Data for this task:
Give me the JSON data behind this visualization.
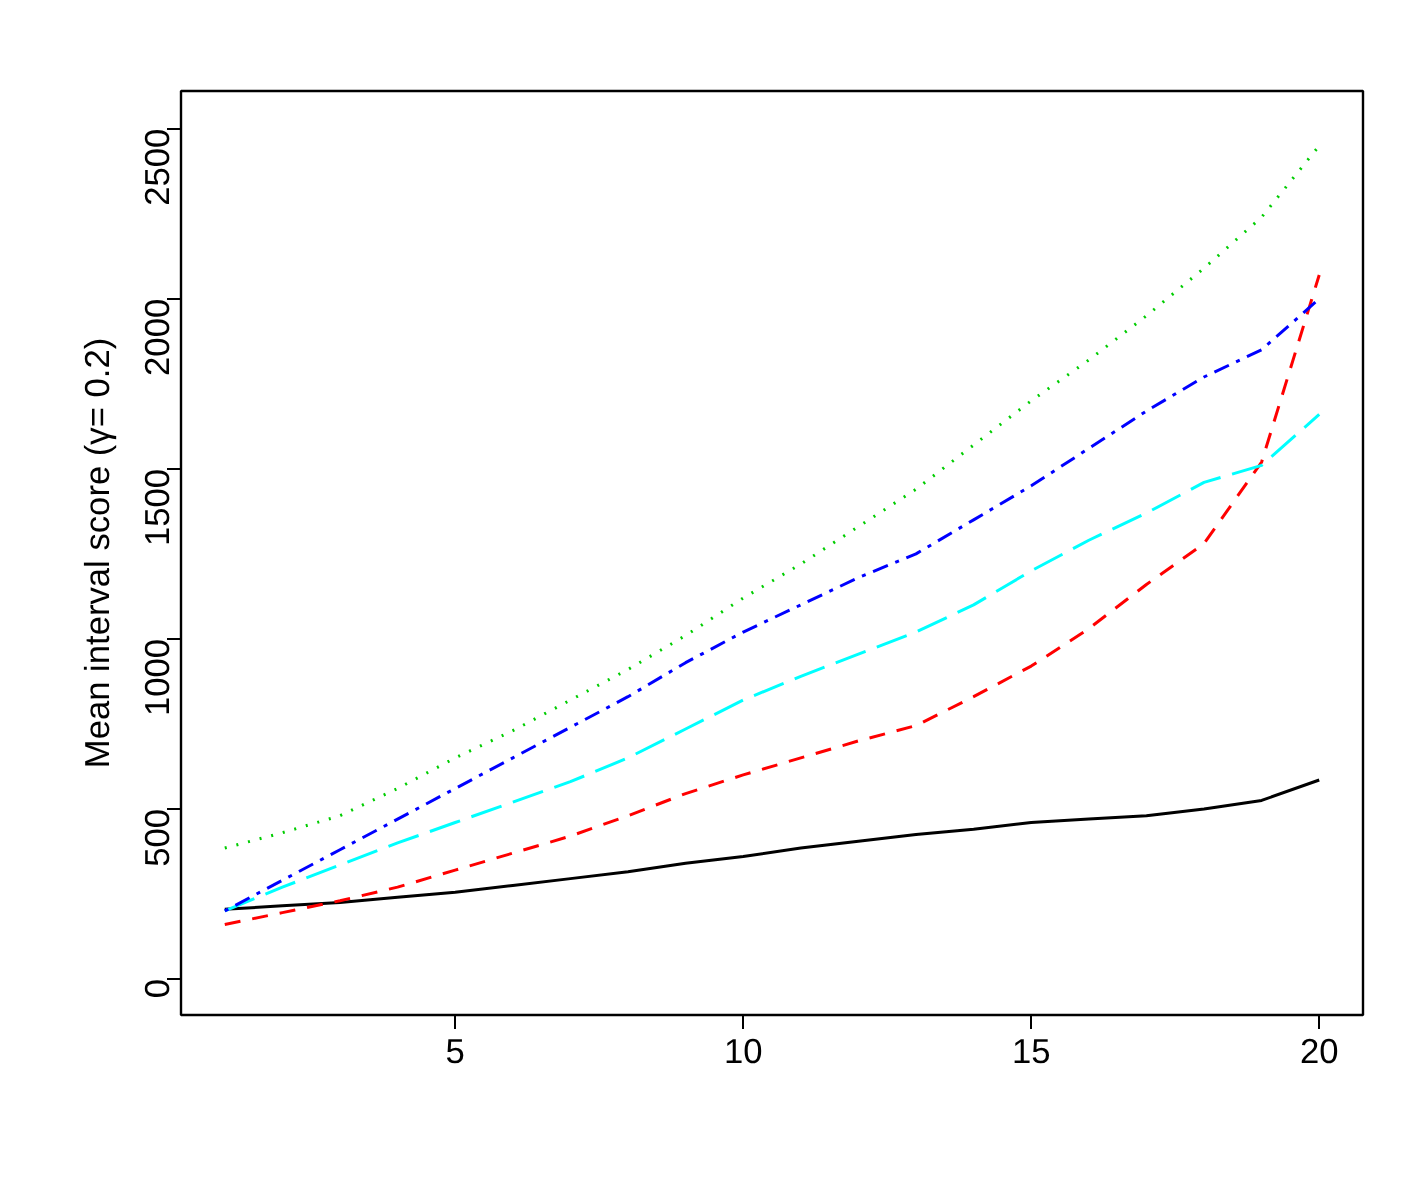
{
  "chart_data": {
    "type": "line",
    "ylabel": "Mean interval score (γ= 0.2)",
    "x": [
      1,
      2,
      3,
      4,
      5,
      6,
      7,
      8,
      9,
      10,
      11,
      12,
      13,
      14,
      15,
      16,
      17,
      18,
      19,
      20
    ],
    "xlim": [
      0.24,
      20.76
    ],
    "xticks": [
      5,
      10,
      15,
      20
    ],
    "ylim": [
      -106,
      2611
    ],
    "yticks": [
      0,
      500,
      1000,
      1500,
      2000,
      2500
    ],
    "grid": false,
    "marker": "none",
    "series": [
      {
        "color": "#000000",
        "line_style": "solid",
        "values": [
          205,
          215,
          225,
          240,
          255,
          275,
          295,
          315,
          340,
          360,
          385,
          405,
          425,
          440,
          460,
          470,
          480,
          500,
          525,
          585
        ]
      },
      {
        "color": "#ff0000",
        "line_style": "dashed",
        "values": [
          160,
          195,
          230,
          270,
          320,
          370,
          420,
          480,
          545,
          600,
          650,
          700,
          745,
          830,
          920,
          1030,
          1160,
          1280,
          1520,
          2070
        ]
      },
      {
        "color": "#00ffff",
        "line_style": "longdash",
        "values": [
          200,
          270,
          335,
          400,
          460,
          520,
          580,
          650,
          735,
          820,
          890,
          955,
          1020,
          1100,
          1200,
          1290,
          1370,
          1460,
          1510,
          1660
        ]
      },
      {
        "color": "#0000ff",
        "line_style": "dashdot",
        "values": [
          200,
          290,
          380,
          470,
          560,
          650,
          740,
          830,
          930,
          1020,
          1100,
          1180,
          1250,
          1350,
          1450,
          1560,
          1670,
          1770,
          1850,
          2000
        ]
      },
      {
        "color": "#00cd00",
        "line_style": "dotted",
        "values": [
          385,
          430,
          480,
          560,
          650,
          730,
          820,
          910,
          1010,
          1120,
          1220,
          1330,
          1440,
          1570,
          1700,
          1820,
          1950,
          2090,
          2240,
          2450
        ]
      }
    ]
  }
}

Your objective: From the material above, copy everything exactly but the pictures.

Task answer:
Give me the JSON data behind this visualization.
{
  "chart_data": {
    "type": "line",
    "ylabel": "Mean interval score (γ= 0.2)",
    "x": [
      1,
      2,
      3,
      4,
      5,
      6,
      7,
      8,
      9,
      10,
      11,
      12,
      13,
      14,
      15,
      16,
      17,
      18,
      19,
      20
    ],
    "xlim": [
      0.24,
      20.76
    ],
    "xticks": [
      5,
      10,
      15,
      20
    ],
    "ylim": [
      -106,
      2611
    ],
    "yticks": [
      0,
      500,
      1000,
      1500,
      2000,
      2500
    ],
    "grid": false,
    "marker": "none",
    "series": [
      {
        "color": "#000000",
        "line_style": "solid",
        "values": [
          205,
          215,
          225,
          240,
          255,
          275,
          295,
          315,
          340,
          360,
          385,
          405,
          425,
          440,
          460,
          470,
          480,
          500,
          525,
          585
        ]
      },
      {
        "color": "#ff0000",
        "line_style": "dashed",
        "values": [
          160,
          195,
          230,
          270,
          320,
          370,
          420,
          480,
          545,
          600,
          650,
          700,
          745,
          830,
          920,
          1030,
          1160,
          1280,
          1520,
          2070
        ]
      },
      {
        "color": "#00ffff",
        "line_style": "longdash",
        "values": [
          200,
          270,
          335,
          400,
          460,
          520,
          580,
          650,
          735,
          820,
          890,
          955,
          1020,
          1100,
          1200,
          1290,
          1370,
          1460,
          1510,
          1660
        ]
      },
      {
        "color": "#0000ff",
        "line_style": "dashdot",
        "values": [
          200,
          290,
          380,
          470,
          560,
          650,
          740,
          830,
          930,
          1020,
          1100,
          1180,
          1250,
          1350,
          1450,
          1560,
          1670,
          1770,
          1850,
          2000
        ]
      },
      {
        "color": "#00cd00",
        "line_style": "dotted",
        "values": [
          385,
          430,
          480,
          560,
          650,
          730,
          820,
          910,
          1010,
          1120,
          1220,
          1330,
          1440,
          1570,
          1700,
          1820,
          1950,
          2090,
          2240,
          2450
        ]
      }
    ]
  }
}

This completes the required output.